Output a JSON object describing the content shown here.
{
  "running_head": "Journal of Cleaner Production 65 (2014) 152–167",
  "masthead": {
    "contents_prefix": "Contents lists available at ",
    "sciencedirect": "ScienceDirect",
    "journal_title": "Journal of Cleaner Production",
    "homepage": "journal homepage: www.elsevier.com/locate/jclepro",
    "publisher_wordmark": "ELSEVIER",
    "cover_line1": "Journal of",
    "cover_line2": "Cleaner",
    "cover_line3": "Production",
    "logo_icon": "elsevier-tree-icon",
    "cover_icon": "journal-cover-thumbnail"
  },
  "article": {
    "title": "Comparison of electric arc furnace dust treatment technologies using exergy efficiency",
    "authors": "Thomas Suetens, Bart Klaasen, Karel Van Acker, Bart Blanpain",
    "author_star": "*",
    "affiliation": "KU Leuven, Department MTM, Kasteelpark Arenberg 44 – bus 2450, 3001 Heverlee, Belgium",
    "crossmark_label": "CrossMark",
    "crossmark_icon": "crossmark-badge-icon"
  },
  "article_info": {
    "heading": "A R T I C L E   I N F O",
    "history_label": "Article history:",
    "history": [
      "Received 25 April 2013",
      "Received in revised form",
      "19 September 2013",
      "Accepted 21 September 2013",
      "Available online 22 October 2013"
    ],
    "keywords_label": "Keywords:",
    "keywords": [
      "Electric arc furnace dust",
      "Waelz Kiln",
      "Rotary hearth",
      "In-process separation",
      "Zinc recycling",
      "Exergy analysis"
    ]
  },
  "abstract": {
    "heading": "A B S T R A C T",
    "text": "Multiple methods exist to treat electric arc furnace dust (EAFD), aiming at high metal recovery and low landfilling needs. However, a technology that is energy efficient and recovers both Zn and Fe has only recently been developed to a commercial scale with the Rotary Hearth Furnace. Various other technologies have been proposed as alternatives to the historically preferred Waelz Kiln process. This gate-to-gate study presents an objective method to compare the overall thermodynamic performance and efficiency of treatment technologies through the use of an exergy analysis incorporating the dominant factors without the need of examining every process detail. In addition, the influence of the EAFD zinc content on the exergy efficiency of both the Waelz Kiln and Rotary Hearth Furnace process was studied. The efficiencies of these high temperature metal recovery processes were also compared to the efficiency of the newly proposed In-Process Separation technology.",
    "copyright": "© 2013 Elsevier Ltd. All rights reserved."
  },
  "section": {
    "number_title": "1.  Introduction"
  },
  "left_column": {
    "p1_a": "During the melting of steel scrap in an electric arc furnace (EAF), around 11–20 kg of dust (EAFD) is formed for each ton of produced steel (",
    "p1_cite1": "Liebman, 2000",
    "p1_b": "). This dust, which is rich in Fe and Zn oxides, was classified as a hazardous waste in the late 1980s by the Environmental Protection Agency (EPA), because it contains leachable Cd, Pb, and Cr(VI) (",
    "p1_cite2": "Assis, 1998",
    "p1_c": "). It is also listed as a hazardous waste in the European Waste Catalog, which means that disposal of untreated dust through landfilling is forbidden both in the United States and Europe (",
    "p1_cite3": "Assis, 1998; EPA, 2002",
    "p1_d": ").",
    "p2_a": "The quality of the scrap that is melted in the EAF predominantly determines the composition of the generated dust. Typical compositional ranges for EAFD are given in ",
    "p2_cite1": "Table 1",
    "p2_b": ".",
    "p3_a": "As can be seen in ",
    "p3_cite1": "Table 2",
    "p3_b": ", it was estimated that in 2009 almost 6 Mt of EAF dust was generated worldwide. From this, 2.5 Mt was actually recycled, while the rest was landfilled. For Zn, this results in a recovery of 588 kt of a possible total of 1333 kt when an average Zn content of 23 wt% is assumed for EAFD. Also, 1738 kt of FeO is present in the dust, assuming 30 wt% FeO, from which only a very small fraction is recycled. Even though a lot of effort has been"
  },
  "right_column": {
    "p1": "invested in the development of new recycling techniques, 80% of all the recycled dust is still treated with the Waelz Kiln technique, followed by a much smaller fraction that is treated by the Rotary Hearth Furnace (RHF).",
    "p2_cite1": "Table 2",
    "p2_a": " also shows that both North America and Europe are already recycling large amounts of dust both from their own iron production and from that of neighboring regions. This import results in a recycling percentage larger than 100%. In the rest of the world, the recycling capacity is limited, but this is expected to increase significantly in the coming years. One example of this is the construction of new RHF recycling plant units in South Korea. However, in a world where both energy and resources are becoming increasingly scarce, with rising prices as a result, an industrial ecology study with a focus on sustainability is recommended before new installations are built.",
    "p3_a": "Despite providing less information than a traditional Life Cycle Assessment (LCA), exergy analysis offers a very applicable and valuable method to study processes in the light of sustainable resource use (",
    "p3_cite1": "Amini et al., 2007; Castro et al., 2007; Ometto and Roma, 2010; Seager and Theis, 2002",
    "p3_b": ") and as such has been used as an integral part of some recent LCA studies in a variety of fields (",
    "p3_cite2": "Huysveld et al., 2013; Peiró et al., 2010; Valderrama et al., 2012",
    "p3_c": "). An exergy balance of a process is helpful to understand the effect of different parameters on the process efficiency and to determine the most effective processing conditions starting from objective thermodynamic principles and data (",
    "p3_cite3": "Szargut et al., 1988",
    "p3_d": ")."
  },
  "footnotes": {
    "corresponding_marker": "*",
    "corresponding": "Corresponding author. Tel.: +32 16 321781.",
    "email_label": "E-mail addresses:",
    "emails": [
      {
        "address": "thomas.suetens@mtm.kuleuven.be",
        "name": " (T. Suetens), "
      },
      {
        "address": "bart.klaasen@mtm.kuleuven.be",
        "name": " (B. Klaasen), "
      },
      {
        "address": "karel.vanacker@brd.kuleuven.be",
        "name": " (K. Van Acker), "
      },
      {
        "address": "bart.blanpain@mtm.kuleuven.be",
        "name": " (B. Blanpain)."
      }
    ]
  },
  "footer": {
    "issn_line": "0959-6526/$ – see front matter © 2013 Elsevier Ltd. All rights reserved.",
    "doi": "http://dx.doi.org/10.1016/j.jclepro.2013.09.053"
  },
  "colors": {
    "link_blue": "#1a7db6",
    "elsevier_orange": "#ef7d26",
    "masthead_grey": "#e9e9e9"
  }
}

::::

**To be done:** Please output the entries above, every line exactly as it reads.

**Written response:**
Output a JSON object describing the content shown here.
{
  "running_head": "Journal of Cleaner Production 65 (2014) 152–167",
  "masthead": {
    "contents_prefix": "Contents lists available at ",
    "sciencedirect": "ScienceDirect",
    "journal_title": "Journal of Cleaner Production",
    "homepage": "journal homepage: www.elsevier.com/locate/jclepro",
    "publisher_wordmark": "ELSEVIER",
    "cover_line1": "Journal of",
    "cover_line2": "Cleaner",
    "cover_line3": "Production",
    "logo_icon": "elsevier-tree-icon",
    "cover_icon": "journal-cover-thumbnail"
  },
  "article": {
    "title": "Comparison of electric arc furnace dust treatment technologies using exergy efficiency",
    "authors": "Thomas Suetens, Bart Klaasen, Karel Van Acker, Bart Blanpain",
    "author_star": "*",
    "affiliation": "KU Leuven, Department MTM, Kasteelpark Arenberg 44 – bus 2450, 3001 Heverlee, Belgium",
    "crossmark_label": "CrossMark",
    "crossmark_icon": "crossmark-badge-icon"
  },
  "article_info": {
    "heading": "A R T I C L E   I N F O",
    "history_label": "Article history:",
    "history": [
      "Received 25 April 2013",
      "Received in revised form",
      "19 September 2013",
      "Accepted 21 September 2013",
      "Available online 22 October 2013"
    ],
    "keywords_label": "Keywords:",
    "keywords": [
      "Electric arc furnace dust",
      "Waelz Kiln",
      "Rotary hearth",
      "In-process separation",
      "Zinc recycling",
      "Exergy analysis"
    ]
  },
  "abstract": {
    "heading": "A B S T R A C T",
    "text": "Multiple methods exist to treat electric arc furnace dust (EAFD), aiming at high metal recovery and low landfilling needs. However, a technology that is energy efficient and recovers both Zn and Fe has only recently been developed to a commercial scale with the Rotary Hearth Furnace. Various other technologies have been proposed as alternatives to the historically preferred Waelz Kiln process. This gate-to-gate study presents an objective method to compare the overall thermodynamic performance and efficiency of treatment technologies through the use of an exergy analysis incorporating the dominant factors without the need of examining every process detail. In addition, the influence of the EAFD zinc content on the exergy efficiency of both the Waelz Kiln and Rotary Hearth Furnace process was studied. The efficiencies of these high temperature metal recovery processes were also compared to the efficiency of the newly proposed In-Process Separation technology.",
    "copyright": "© 2013 Elsevier Ltd. All rights reserved."
  },
  "section": {
    "number_title": "1.  Introduction"
  },
  "left_column": {
    "p1_a": "During the melting of steel scrap in an electric arc furnace (EAF), around 11–20 kg of dust (EAFD) is formed for each ton of produced steel (",
    "p1_cite1": "Liebman, 2000",
    "p1_b": "). This dust, which is rich in Fe and Zn oxides, was classified as a hazardous waste in the late 1980s by the Environmental Protection Agency (EPA), because it contains leachable Cd, Pb, and Cr(VI) (",
    "p1_cite2": "Assis, 1998",
    "p1_c": "). It is also listed as a hazardous waste in the European Waste Catalog, which means that disposal of untreated dust through landfilling is forbidden both in the United States and Europe (",
    "p1_cite3": "Assis, 1998; EPA, 2002",
    "p1_d": ").",
    "p2_a": "The quality of the scrap that is melted in the EAF predominantly determines the composition of the generated dust. Typical compositional ranges for EAFD are given in ",
    "p2_cite1": "Table 1",
    "p2_b": ".",
    "p3_a": "As can be seen in ",
    "p3_cite1": "Table 2",
    "p3_b": ", it was estimated that in 2009 almost 6 Mt of EAF dust was generated worldwide. From this, 2.5 Mt was actually recycled, while the rest was landfilled. For Zn, this results in a recovery of 588 kt of a possible total of 1333 kt when an average Zn content of 23 wt% is assumed for EAFD. Also, 1738 kt of FeO is present in the dust, assuming 30 wt% FeO, from which only a very small fraction is recycled. Even though a lot of effort has been"
  },
  "right_column": {
    "p1": "invested in the development of new recycling techniques, 80% of all the recycled dust is still treated with the Waelz Kiln technique, followed by a much smaller fraction that is treated by the Rotary Hearth Furnace (RHF).",
    "p2_cite1": "Table 2",
    "p2_a": " also shows that both North America and Europe are already recycling large amounts of dust both from their own iron production and from that of neighboring regions. This import results in a recycling percentage larger than 100%. In the rest of the world, the recycling capacity is limited, but this is expected to increase significantly in the coming years. One example of this is the construction of new RHF recycling plant units in South Korea. However, in a world where both energy and resources are becoming increasingly scarce, with rising prices as a result, an industrial ecology study with a focus on sustainability is recommended before new installations are built.",
    "p3_a": "Despite providing less information than a traditional Life Cycle Assessment (LCA), exergy analysis offers a very applicable and valuable method to study processes in the light of sustainable resource use (",
    "p3_cite1": "Amini et al., 2007; Castro et al., 2007; Ometto and Roma, 2010; Seager and Theis, 2002",
    "p3_b": ") and as such has been used as an integral part of some recent LCA studies in a variety of fields (",
    "p3_cite2": "Huysveld et al., 2013; Peiró et al., 2010; Valderrama et al., 2012",
    "p3_c": "). An exergy balance of a process is helpful to understand the effect of different parameters on the process efficiency and to determine the most effective processing conditions starting from objective thermodynamic principles and data (",
    "p3_cite3": "Szargut et al., 1988",
    "p3_d": ")."
  },
  "footnotes": {
    "corresponding_marker": "*",
    "corresponding": "Corresponding author. Tel.: +32 16 321781.",
    "email_label": "E-mail addresses:",
    "emails": [
      {
        "address": "thomas.suetens@mtm.kuleuven.be",
        "name": " (T. Suetens), "
      },
      {
        "address": "bart.klaasen@mtm.kuleuven.be",
        "name": " (B. Klaasen), "
      },
      {
        "address": "karel.vanacker@brd.kuleuven.be",
        "name": " (K. Van Acker), "
      },
      {
        "address": "bart.blanpain@mtm.kuleuven.be",
        "name": " (B. Blanpain)."
      }
    ]
  },
  "footer": {
    "issn_line": "0959-6526/$ – see front matter © 2013 Elsevier Ltd. All rights reserved.",
    "doi": "http://dx.doi.org/10.1016/j.jclepro.2013.09.053"
  },
  "colors": {
    "link_blue": "#1a7db6",
    "elsevier_orange": "#ef7d26",
    "masthead_grey": "#e9e9e9"
  }
}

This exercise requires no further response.